→ **Given instruction**:
Copy each line of the entries that contains the word "address".
::: Supplied material :::
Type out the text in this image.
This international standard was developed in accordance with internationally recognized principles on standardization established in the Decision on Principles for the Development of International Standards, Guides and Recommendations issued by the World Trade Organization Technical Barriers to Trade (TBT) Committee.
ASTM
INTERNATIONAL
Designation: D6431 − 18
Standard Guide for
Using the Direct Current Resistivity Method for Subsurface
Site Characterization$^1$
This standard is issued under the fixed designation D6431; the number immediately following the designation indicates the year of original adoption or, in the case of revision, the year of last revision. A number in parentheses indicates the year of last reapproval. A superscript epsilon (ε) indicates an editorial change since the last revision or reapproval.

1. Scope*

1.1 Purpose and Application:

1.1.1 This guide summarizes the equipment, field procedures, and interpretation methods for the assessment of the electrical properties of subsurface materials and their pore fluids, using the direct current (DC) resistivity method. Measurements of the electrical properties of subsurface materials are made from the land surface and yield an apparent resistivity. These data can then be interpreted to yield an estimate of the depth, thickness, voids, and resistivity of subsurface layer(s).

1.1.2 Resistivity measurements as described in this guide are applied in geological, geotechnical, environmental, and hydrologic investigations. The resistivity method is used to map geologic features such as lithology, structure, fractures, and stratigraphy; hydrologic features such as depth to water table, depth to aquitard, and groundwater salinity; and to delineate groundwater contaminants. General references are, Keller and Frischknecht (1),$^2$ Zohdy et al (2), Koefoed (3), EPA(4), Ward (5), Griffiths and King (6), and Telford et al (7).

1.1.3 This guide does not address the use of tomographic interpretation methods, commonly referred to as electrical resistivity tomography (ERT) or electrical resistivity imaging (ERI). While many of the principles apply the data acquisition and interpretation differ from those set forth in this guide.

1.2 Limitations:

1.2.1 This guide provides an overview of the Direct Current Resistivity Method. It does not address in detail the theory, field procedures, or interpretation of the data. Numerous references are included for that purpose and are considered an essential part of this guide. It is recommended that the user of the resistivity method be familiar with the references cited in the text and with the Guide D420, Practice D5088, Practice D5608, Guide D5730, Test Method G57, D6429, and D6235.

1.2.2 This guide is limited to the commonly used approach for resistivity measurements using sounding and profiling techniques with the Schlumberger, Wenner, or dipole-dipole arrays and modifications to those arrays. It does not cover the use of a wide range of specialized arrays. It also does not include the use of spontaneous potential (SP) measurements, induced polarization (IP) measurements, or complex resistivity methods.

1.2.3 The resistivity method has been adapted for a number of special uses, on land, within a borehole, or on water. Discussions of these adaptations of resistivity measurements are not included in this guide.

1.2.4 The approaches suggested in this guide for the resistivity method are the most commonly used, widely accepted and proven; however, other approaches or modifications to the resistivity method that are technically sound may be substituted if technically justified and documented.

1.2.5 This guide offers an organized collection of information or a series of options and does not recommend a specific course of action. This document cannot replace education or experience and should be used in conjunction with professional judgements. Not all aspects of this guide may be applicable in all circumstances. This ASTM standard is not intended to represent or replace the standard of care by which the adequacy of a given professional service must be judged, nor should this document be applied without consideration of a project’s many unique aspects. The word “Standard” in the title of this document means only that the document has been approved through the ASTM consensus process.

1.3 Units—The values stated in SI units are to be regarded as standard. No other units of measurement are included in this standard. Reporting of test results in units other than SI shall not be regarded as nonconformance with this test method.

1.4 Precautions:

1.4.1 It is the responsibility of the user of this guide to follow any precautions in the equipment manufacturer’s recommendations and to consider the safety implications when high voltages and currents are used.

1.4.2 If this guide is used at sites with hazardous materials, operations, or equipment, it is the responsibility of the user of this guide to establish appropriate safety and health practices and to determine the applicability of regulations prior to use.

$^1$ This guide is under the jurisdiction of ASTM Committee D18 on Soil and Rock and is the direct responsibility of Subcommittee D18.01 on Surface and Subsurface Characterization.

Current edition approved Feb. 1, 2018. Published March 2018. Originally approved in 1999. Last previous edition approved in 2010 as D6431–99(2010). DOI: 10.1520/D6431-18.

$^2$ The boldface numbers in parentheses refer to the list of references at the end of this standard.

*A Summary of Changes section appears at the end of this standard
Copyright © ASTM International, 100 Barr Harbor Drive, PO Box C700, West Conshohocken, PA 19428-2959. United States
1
:::
→ **Problem solution**:
1.1.3 This guide does not address the use of tomographic interpretation methods, commonly referred to as electrical resistivity tomography (ERT) or electrical resistivity imaging (ERI). While many of the principles apply the data acquisition and interpretation differ from those set forth in this guide.
1.2.1 This guide provides an overview of the Direct Current Resistivity Method. It does not address in detail the theory, field procedures, or interpretation of the data. Numerous references are included for that purpose and are considered an essential part of this guide. It is recommended that the user of the resistivity method be familiar with the references cited in the text and with the Guide D420, Practice D5088, Practice D5608, Guide D5730, Test Method G57, D6429, and D6235.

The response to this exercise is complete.